SUPPLIED INFORMATION —

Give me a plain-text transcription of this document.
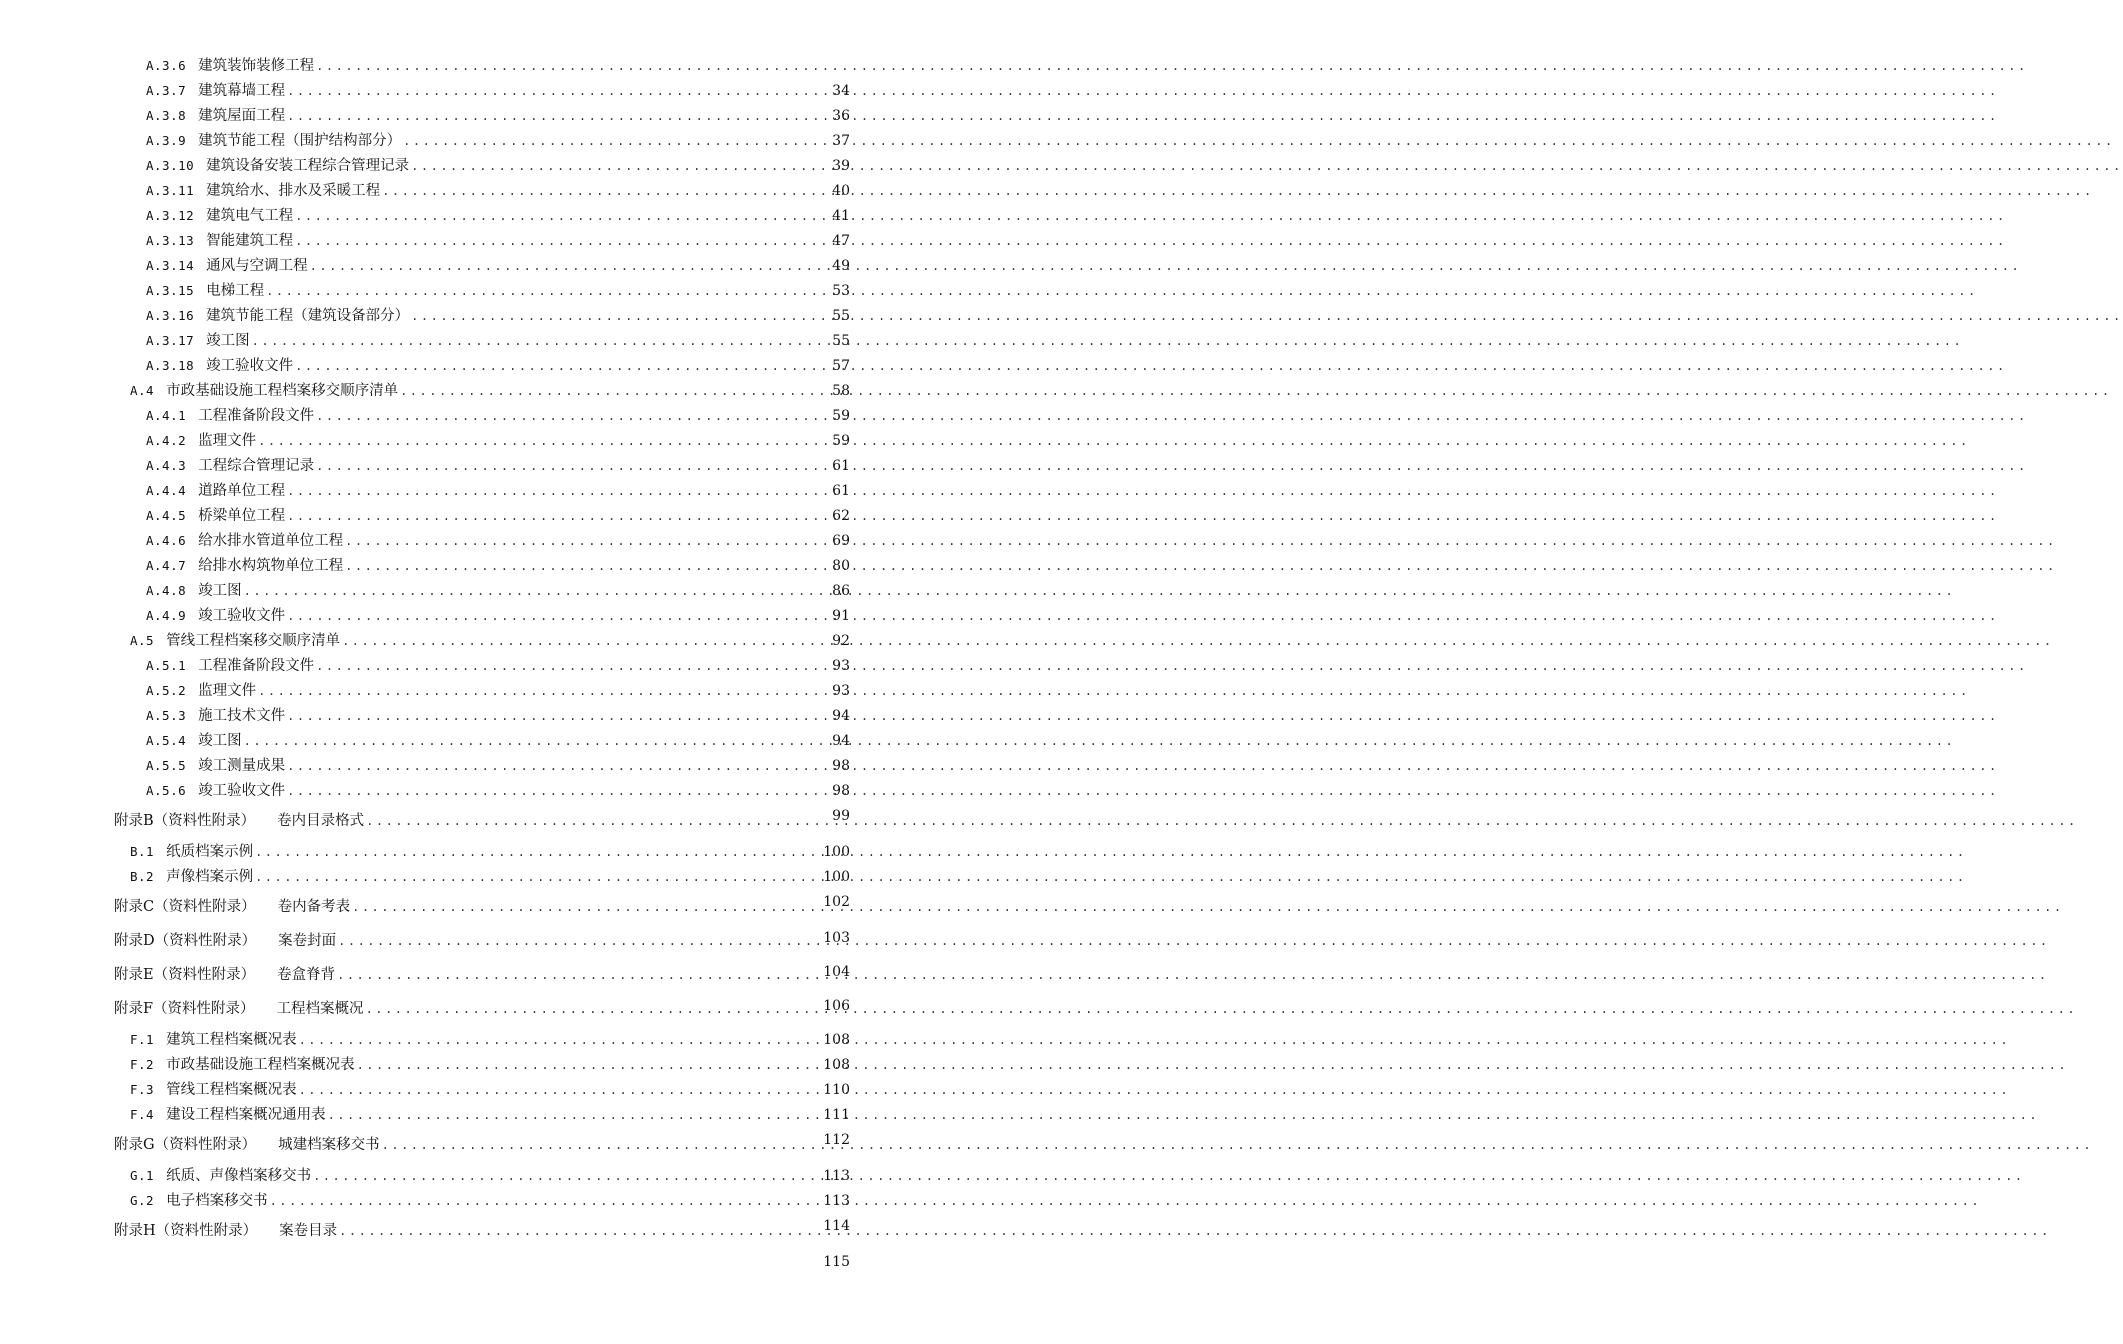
A.3.6 建筑装饰装修工程
.....
34
A.3.7 建筑幕墙工程
.....
36
A.3.8 建筑屋面工程
.....
37
A.3.9 建筑节能工程（围护结构部分）
.....
39
A.3.10 建筑设备安装工程综合管理记录
.....
40
A.3.11 建筑给水、排水及采暖工程
.....
41
A.3.12 建筑电气工程
.....
47
A.3.13 智能建筑工程
.....
49
A.3.14 通风与空调工程
.....
53
A.3.15 电梯工程
.....
55
A.3.16 建筑节能工程（建筑设备部分）
.....
55
A.3.17 竣工图
.....
57
A.3.18 竣工验收文件
.....
58
A.4 市政基础设施工程档案移交顺序清单
.....
59
A.4.1 工程准备阶段文件
.....
59
A.4.2 监理文件
.....
61
A.4.3 工程综合管理记录
.....
61
A.4.4 道路单位工程
.....
62
A.4.5 桥梁单位工程
.....
69
A.4.6 给水排水管道单位工程
.....
80
A.4.7 给排水构筑物单位工程
.....
86
A.4.8 竣工图
.....
91
A.4.9 竣工验收文件
.....
92
A.5 管线工程档案移交顺序清单
.....
93
A.5.1 工程准备阶段文件
.....
93
A.5.2 监理文件
.....
94
A.5.3 施工技术文件
.....
94
A.5.4 竣工图
.....
98
A.5.5 竣工测量成果
.....
98
A.5.6 竣工验收文件
.....
99
附录B（资料性附录） 卷内目录格式
.....
100
B.1 纸质档案示例
.....
100
B.2 声像档案示例
.....
102
附录C（资料性附录） 卷内备考表
.....
103
附录D（资料性附录） 案卷封面
.....
104
附录E（资料性附录） 卷盒脊背
.....
106
附录F（资料性附录） 工程档案概况
.....
108
F.1 建筑工程档案概况表
.....
108
F.2 市政基础设施工程档案概况表
.....
110
F.3 管线工程档案概况表
.....
111
F.4 建设工程档案概况通用表
.....
112
附录G（资料性附录） 城建档案移交书
.....
113
G.1 纸质、声像档案移交书
.....
113
G.2 电子档案移交书
.....
114
附录H（资料性附录） 案卷目录
.....
115
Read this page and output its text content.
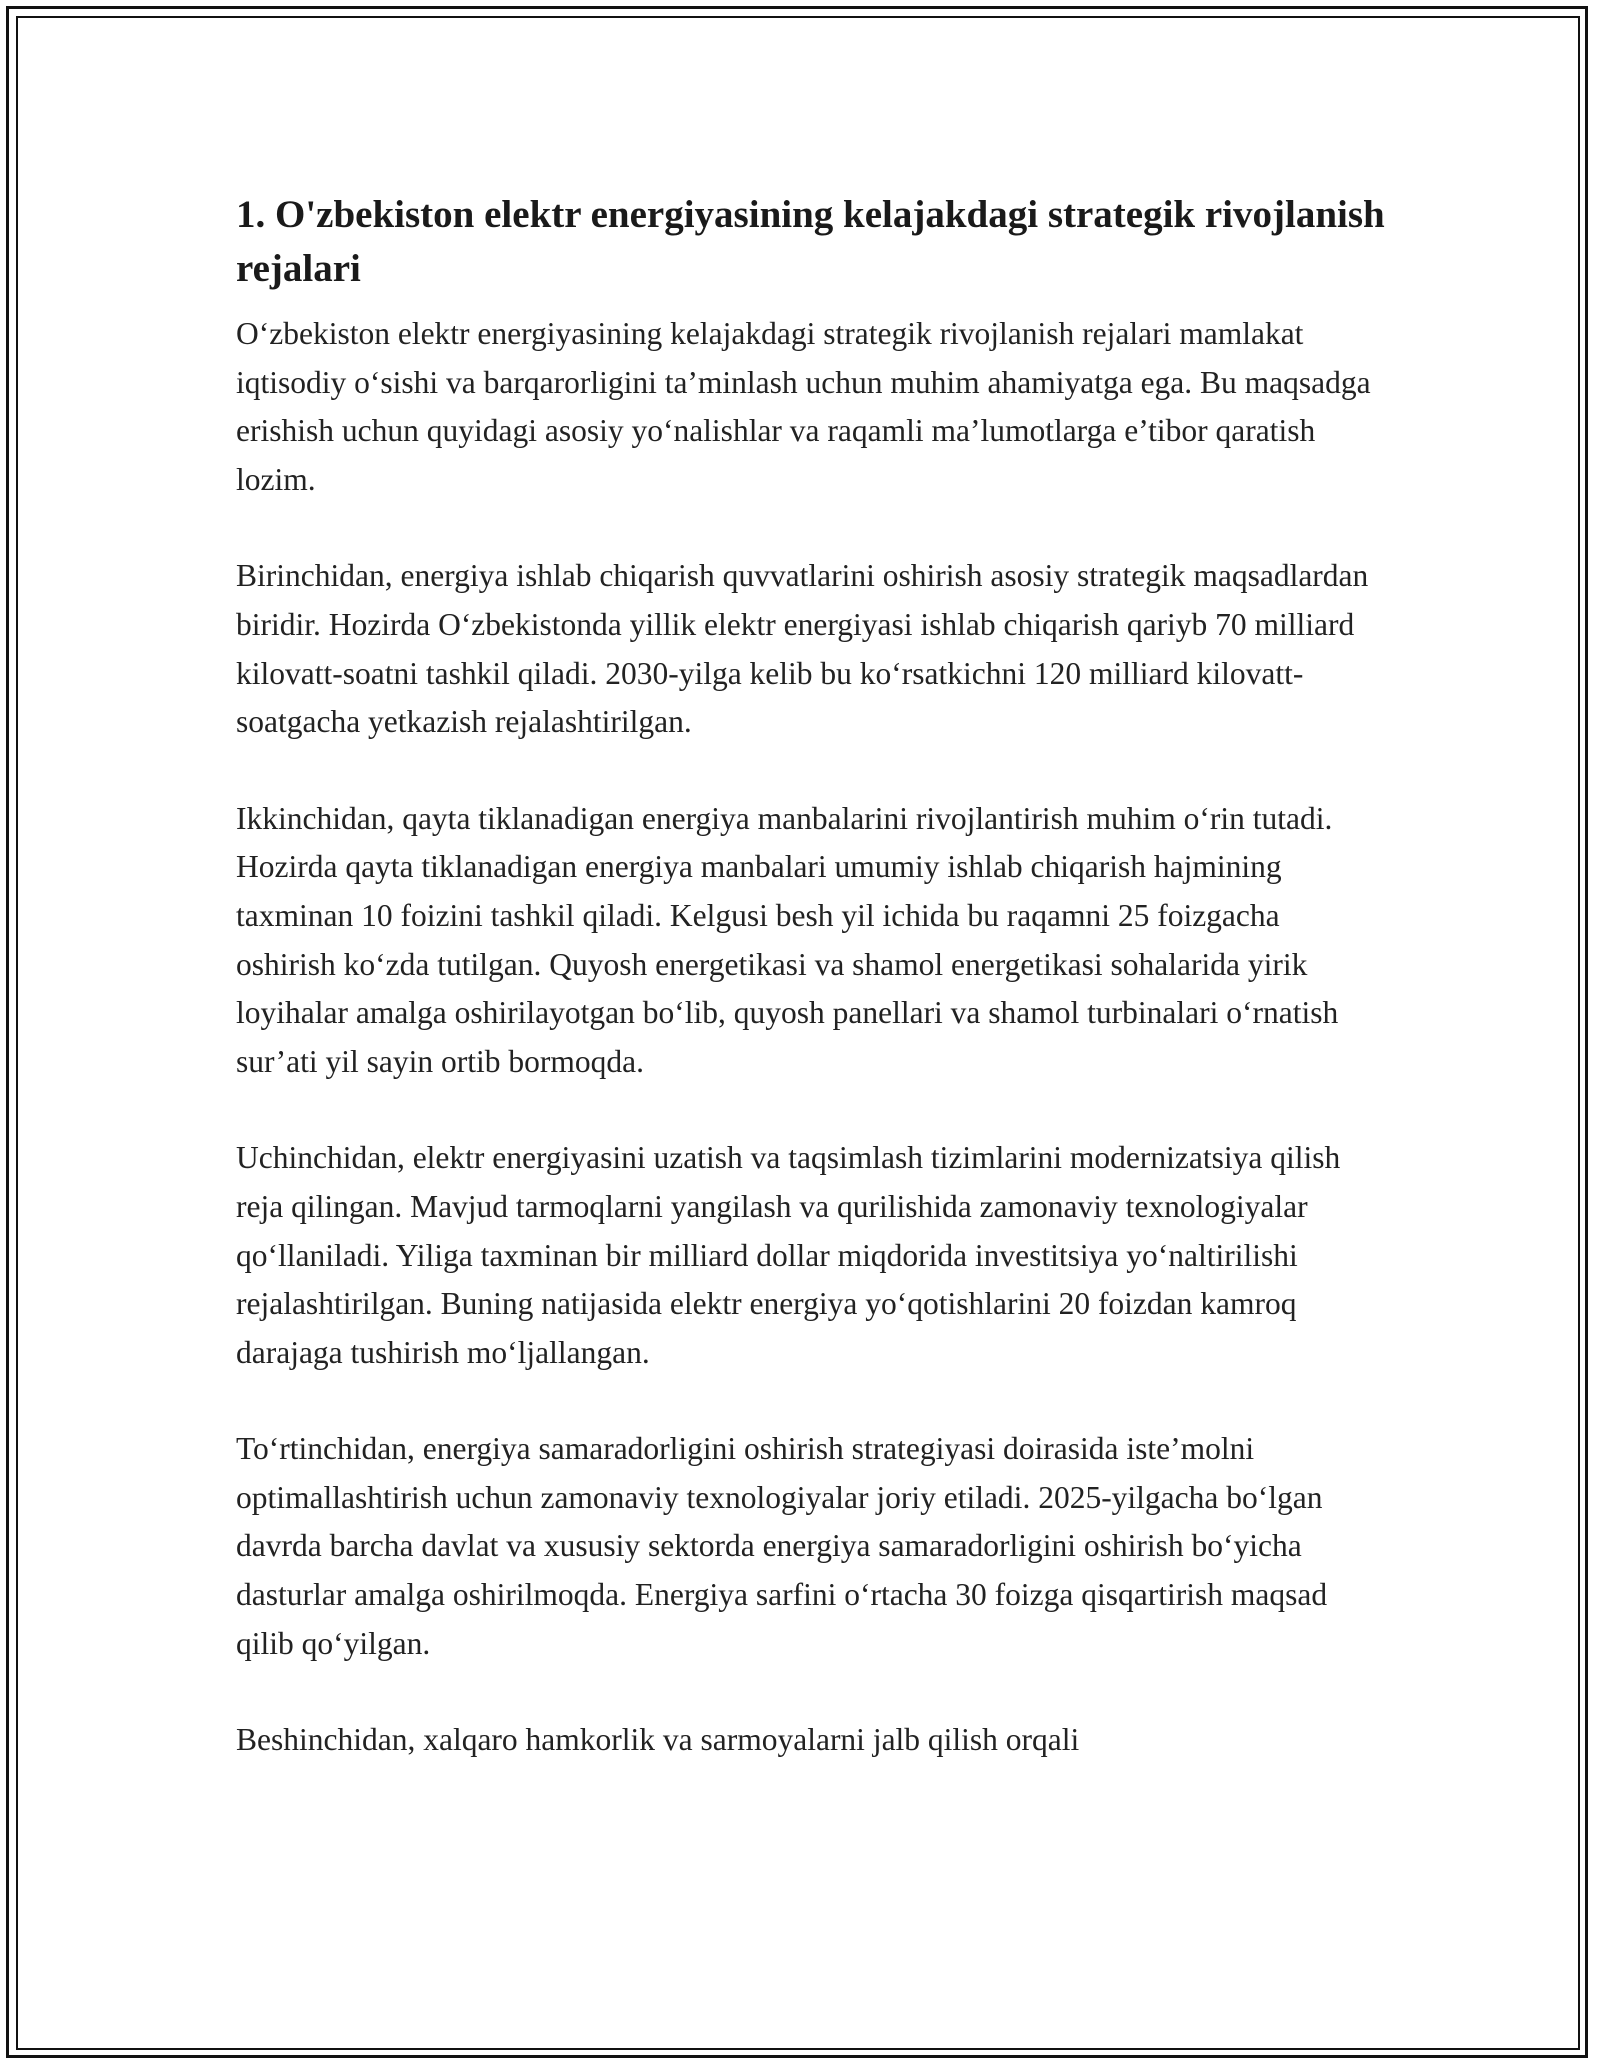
1. O'zbekiston elektr energiyasining kelajakdagi strategik rivojlanish rejalari

O‘zbekiston elektr energiyasining kelajakdagi strategik rivojlanish rejalari mamlakat iqtisodiy o‘sishi va barqarorligini ta’minlash uchun muhim ahamiyatga ega. Bu maqsadga erishish uchun quyidagi asosiy yo‘nalishlar va raqamli ma’lumotlarga e’tibor qaratish lozim.

Birinchidan, energiya ishlab chiqarish quvvatlarini oshirish asosiy strategik maqsadlardan biridir. Hozirda O‘zbekistonda yillik elektr energiyasi ishlab chiqarish qariyb 70 milliard kilovatt-soatni tashkil qiladi. 2030-yilga kelib bu ko‘rsatkichni 120 milliard kilovatt-soatgacha yetkazish rejalashtirilgan.

Ikkinchidan, qayta tiklanadigan energiya manbalarini rivojlantirish muhim o‘rin tutadi. Hozirda qayta tiklanadigan energiya manbalari umumiy ishlab chiqarish hajmining taxminan 10 foizini tashkil qiladi. Kelgusi besh yil ichida bu raqamni 25 foizgacha oshirish ko‘zda tutilgan. Quyosh energetikasi va shamol energetikasi sohalarida yirik loyihalar amalga oshirilayotgan bo‘lib, quyosh panellari va shamol turbinalari o‘rnatish sur’ati yil sayin ortib bormoqda.

Uchinchidan, elektr energiyasini uzatish va taqsimlash tizimlarini modernizatsiya qilish reja qilingan. Mavjud tarmoqlarni yangilash va qurilishida zamonaviy texnologiyalar qo‘llaniladi. Yiliga taxminan bir milliard dollar miqdorida investitsiya yo‘naltirilishi rejalashtirilgan. Buning natijasida elektr energiya yo‘qotishlarini 20 foizdan kamroq darajaga tushirish mo‘ljallangan.

To‘rtinchidan, energiya samaradorligini oshirish strategiyasi doirasida iste’molni optimallashtirish uchun zamonaviy texnologiyalar joriy etiladi. 2025-yilgacha bo‘lgan davrda barcha davlat va xususiy sektorda energiya samaradorligini oshirish bo‘yicha dasturlar amalga oshirilmoqda. Energiya sarfini o‘rtacha 30 foizga qisqartirish maqsad qilib qo‘yilgan.

Beshinchidan, xalqaro hamkorlik va sarmoyalarni jalb qilish orqali
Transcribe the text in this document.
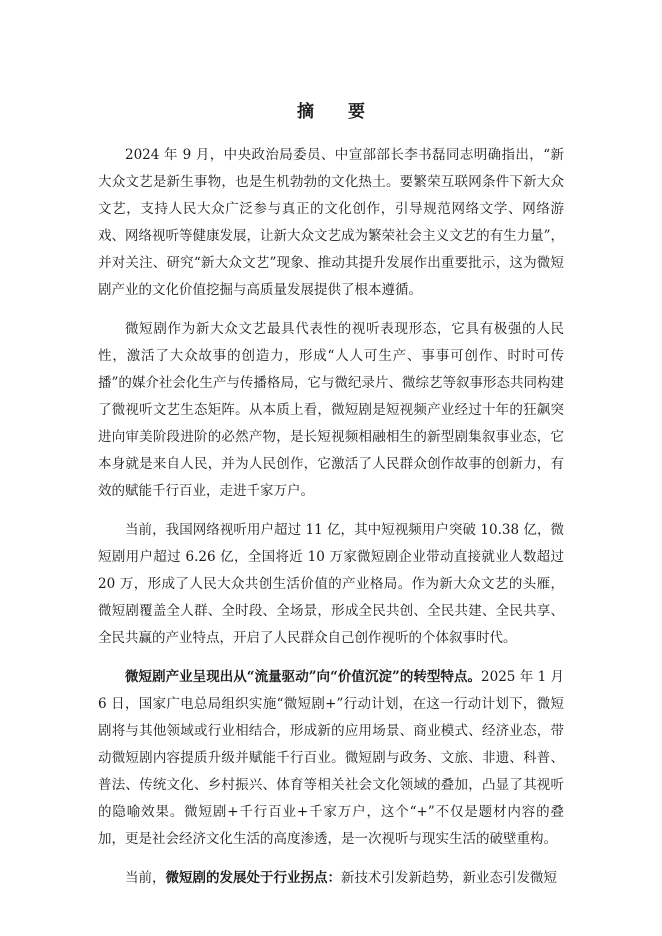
摘 要

2024 年 9 月，中央政治局委员、中宣部部长李书磊同志明确指出，“新大众文艺是新生事物，也是生机勃勃的文化热土。要繁荣互联网条件下新大众文艺，支持人民大众广泛参与真正的文化创作，引导规范网络文学、网络游戏、网络视听等健康发展，让新大众文艺成为繁荣社会主义文艺的有生力量”，并对关注、研究“新大众文艺”现象、推动其提升发展作出重要批示，这为微短剧产业的文化价值挖掘与高质量发展提供了根本遵循。

微短剧作为新大众文艺最具代表性的视听表现形态，它具有极强的人民性，激活了大众故事的创造力，形成“人人可生产、事事可创作、时时可传播”的媒介社会化生产与传播格局，它与微纪录片、微综艺等叙事形态共同构建了微视听文艺生态矩阵。从本质上看，微短剧是短视频产业经过十年的狂飙突进向审美阶段进阶的必然产物，是长短视频相融相生的新型剧集叙事业态，它本身就是来自人民，并为人民创作，它激活了人民群众创作故事的创新力，有效的赋能千行百业，走进千家万户。

当前，我国网络视听用户超过 11 亿，其中短视频用户突破 10.38 亿，微短剧用户超过 6.26 亿，全国将近 10 万家微短剧企业带动直接就业人数超过 20 万，形成了人民大众共创生活价值的产业格局。作为新大众文艺的头雁，微短剧覆盖全人群、全时段、全场景，形成全民共创、全民共建、全民共享、全民共赢的产业特点，开启了人民群众自己创作视听的个体叙事时代。

微短剧产业呈现出从“流量驱动”向“价值沉淀”的转型特点。2025 年 1 月 6 日，国家广电总局组织实施“微短剧+”行动计划，在这一行动计划下，微短剧将与其他领域或行业相结合，形成新的应用场景、商业模式、经济业态，带动微短剧内容提质升级并赋能千行百业。微短剧与政务、文旅、非遗、科普、普法、传统文化、乡村振兴、体育等相关社会文化领域的叠加，凸显了其视听的隐喻效果。微短剧+千行百业+千家万户，这个“+”不仅是题材内容的叠加，更是社会经济文化生活的高度渗透，是一次视听与现实生活的破壁重构。

当前，微短剧的发展处于行业拐点：新技术引发新趋势，新业态引发微短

WORK REQUIRED — The lines to repeat start at the one holding "Transcribe the text in this document." and run through the last line of the records above; write them out exactly, both ends included, but not the pictures.

ANSWER TO THE EXERCISE —
Transcribe the text in this document.
摘 要

2024 年 9 月，中央政治局委员、中宣部部长李书磊同志明确指出，“新大众文艺是新生事物，也是生机勃勃的文化热土。要繁荣互联网条件下新大众文艺，支持人民大众广泛参与真正的文化创作，引导规范网络文学、网络游戏、网络视听等健康发展，让新大众文艺成为繁荣社会主义文艺的有生力量”，并对关注、研究“新大众文艺”现象、推动其提升发展作出重要批示，这为微短剧产业的文化价值挖掘与高质量发展提供了根本遵循。

微短剧作为新大众文艺最具代表性的视听表现形态，它具有极强的人民性，激活了大众故事的创造力，形成“人人可生产、事事可创作、时时可传播”的媒介社会化生产与传播格局，它与微纪录片、微综艺等叙事形态共同构建了微视听文艺生态矩阵。从本质上看，微短剧是短视频产业经过十年的狂飙突进向审美阶段进阶的必然产物，是长短视频相融相生的新型剧集叙事业态，它本身就是来自人民，并为人民创作，它激活了人民群众创作故事的创新力，有效的赋能千行百业，走进千家万户。

当前，我国网络视听用户超过 11 亿，其中短视频用户突破 10.38 亿，微短剧用户超过 6.26 亿，全国将近 10 万家微短剧企业带动直接就业人数超过 20 万，形成了人民大众共创生活价值的产业格局。作为新大众文艺的头雁，微短剧覆盖全人群、全时段、全场景，形成全民共创、全民共建、全民共享、全民共赢的产业特点，开启了人民群众自己创作视听的个体叙事时代。

微短剧产业呈现出从“流量驱动”向“价值沉淀”的转型特点。2025 年 1 月 6 日，国家广电总局组织实施“微短剧+”行动计划，在这一行动计划下，微短剧将与其他领域或行业相结合，形成新的应用场景、商业模式、经济业态，带动微短剧内容提质升级并赋能千行百业。微短剧与政务、文旅、非遗、科普、普法、传统文化、乡村振兴、体育等相关社会文化领域的叠加，凸显了其视听的隐喻效果。微短剧+千行百业+千家万户，这个“+”不仅是题材内容的叠加，更是社会经济文化生活的高度渗透，是一次视听与现实生活的破壁重构。

当前，微短剧的发展处于行业拐点：新技术引发新趋势，新业态引发微短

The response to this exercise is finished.